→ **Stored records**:
= = = = =
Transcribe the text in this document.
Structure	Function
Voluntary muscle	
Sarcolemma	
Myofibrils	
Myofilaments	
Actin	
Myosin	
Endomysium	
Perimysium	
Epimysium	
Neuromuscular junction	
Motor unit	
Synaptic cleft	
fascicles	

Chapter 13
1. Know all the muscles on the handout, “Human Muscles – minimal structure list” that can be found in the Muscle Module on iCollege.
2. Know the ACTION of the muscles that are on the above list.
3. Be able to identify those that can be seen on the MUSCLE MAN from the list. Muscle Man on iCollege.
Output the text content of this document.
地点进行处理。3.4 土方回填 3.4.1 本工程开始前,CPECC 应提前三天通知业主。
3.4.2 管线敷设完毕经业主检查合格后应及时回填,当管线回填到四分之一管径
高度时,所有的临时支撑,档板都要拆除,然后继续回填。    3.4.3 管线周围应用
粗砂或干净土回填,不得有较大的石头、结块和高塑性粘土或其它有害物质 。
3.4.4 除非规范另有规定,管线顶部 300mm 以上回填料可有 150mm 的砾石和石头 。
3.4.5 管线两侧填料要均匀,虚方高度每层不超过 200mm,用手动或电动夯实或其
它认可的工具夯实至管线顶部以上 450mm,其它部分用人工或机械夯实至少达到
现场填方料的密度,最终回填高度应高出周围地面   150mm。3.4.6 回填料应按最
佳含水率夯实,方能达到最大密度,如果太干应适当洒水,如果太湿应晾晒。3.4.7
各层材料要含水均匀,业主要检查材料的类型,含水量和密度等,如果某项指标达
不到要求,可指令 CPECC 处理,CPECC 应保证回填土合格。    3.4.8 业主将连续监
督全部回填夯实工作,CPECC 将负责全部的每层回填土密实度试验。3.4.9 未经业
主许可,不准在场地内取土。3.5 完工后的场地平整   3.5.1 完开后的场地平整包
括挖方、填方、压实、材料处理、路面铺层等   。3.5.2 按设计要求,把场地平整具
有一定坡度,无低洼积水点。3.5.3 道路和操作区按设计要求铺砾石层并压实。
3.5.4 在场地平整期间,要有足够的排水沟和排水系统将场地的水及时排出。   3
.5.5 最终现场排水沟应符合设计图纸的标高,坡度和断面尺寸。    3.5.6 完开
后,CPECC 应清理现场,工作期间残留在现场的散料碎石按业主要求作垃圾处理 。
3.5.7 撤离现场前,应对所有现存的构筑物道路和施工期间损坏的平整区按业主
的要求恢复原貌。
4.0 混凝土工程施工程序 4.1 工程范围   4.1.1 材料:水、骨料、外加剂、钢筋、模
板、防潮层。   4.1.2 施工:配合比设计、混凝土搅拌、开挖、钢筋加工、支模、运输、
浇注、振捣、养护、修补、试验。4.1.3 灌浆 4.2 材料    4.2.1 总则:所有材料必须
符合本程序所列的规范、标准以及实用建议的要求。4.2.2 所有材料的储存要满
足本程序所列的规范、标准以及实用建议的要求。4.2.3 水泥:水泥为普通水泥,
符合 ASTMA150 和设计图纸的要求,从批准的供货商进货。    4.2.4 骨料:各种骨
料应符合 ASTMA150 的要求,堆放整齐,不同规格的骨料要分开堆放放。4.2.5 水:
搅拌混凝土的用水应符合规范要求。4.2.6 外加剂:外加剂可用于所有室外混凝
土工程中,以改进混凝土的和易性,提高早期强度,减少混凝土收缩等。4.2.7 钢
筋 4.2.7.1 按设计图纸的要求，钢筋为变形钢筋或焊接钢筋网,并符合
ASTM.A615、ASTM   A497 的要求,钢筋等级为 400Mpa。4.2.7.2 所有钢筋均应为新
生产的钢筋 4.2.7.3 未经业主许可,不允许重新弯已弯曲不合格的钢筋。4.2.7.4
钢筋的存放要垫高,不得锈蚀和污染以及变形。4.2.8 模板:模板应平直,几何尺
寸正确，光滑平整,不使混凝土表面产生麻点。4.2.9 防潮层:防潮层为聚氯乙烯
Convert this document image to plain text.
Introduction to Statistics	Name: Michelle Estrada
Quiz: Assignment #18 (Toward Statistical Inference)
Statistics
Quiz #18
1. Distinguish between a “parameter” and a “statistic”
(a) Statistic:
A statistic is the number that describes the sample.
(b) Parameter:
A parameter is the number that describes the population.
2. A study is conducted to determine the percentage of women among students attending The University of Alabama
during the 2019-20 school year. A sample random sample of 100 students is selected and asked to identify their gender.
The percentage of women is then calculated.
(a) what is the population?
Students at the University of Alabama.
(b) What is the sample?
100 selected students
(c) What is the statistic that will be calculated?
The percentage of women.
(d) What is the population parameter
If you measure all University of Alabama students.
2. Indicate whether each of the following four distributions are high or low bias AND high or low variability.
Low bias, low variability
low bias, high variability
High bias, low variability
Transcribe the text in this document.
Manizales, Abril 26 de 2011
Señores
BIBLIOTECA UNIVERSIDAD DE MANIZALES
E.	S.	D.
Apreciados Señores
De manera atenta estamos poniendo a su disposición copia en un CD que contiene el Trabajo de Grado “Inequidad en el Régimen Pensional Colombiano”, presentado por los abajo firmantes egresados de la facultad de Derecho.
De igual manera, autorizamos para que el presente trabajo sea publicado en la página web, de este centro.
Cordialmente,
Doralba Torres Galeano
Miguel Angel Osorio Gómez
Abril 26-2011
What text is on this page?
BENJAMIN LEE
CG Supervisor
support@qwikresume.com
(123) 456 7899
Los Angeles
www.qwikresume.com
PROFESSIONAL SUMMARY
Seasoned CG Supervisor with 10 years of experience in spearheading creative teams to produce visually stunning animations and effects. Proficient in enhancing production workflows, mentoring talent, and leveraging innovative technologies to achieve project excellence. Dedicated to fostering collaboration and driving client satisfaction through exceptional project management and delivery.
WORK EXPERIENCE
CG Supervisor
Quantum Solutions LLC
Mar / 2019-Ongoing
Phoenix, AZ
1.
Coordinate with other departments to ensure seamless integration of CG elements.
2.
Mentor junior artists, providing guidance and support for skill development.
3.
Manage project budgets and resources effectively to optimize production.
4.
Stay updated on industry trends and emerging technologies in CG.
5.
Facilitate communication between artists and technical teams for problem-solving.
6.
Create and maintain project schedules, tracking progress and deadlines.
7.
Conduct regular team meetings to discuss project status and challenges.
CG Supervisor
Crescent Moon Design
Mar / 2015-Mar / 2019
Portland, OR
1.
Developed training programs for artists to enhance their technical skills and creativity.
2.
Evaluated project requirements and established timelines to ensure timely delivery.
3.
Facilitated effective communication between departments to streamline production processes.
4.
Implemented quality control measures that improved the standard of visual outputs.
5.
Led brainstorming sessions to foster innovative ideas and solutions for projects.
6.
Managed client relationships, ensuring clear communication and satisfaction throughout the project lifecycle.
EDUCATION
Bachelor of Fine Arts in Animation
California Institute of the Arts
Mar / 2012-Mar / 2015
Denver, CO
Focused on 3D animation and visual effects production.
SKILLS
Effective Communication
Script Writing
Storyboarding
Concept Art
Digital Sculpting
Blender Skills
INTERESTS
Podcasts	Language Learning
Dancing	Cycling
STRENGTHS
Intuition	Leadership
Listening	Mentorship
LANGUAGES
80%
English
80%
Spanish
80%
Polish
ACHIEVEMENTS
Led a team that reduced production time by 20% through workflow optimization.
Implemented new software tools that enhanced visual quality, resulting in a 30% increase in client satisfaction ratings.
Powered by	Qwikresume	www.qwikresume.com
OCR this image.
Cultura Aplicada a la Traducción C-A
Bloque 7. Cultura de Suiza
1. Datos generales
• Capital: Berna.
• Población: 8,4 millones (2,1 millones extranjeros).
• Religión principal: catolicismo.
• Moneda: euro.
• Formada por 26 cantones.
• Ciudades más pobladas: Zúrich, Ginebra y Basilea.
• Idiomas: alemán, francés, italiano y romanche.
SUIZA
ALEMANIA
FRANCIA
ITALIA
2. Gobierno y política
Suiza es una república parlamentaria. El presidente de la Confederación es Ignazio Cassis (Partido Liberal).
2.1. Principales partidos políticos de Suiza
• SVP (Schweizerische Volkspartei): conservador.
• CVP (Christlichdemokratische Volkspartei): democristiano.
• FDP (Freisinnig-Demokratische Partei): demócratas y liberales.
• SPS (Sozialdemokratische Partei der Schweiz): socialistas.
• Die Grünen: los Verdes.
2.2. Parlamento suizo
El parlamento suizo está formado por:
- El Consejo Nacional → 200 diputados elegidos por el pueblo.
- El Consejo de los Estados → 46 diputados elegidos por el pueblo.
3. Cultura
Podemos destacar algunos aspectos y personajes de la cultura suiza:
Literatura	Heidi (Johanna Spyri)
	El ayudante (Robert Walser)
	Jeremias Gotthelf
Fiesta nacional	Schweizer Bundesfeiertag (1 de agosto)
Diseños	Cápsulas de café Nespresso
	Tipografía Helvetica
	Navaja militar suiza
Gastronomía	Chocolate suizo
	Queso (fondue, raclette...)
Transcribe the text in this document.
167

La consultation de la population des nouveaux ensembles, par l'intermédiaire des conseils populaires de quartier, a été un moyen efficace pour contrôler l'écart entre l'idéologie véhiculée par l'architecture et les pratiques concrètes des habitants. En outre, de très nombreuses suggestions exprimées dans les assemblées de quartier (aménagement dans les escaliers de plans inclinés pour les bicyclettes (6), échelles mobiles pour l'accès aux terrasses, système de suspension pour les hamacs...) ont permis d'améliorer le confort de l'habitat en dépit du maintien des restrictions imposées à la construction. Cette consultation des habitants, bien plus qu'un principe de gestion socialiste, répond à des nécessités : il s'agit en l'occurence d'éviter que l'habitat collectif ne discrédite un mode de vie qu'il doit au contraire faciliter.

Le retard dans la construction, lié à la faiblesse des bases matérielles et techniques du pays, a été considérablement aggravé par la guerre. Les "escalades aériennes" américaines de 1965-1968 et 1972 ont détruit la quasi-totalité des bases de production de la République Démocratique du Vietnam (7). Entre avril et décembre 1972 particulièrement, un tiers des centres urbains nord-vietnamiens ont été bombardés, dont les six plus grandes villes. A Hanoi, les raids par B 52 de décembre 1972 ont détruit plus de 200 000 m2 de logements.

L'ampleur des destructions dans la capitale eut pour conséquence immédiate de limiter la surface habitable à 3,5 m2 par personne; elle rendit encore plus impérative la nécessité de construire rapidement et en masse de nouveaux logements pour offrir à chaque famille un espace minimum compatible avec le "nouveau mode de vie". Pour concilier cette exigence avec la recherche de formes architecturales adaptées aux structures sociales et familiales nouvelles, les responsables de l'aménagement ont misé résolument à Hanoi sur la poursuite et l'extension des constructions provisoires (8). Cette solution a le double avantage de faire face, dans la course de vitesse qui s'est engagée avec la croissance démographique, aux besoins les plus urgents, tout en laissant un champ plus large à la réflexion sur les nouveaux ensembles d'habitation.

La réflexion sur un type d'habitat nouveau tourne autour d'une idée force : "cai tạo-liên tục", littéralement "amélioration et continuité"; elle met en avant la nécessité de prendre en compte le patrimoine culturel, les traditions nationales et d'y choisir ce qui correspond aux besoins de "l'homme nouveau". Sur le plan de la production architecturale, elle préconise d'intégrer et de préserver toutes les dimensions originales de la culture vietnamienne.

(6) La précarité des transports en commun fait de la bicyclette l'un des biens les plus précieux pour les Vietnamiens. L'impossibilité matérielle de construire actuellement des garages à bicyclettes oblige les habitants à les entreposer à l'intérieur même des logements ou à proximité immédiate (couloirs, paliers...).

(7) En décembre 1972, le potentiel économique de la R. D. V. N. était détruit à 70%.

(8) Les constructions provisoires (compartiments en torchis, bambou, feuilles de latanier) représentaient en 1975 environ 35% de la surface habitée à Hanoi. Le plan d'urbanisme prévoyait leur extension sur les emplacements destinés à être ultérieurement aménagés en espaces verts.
= = = = =
→ **Task brief**:
In the entries above, find each line with the word "this" and show it.

→ **Exercise answer**:
Transcribe the text in this document.
Output the text content of this document.
Convert this document image to plain text.
Transcribe the text in this document.
What text is on this page?
OCR this image.
Transcribe the text in this document.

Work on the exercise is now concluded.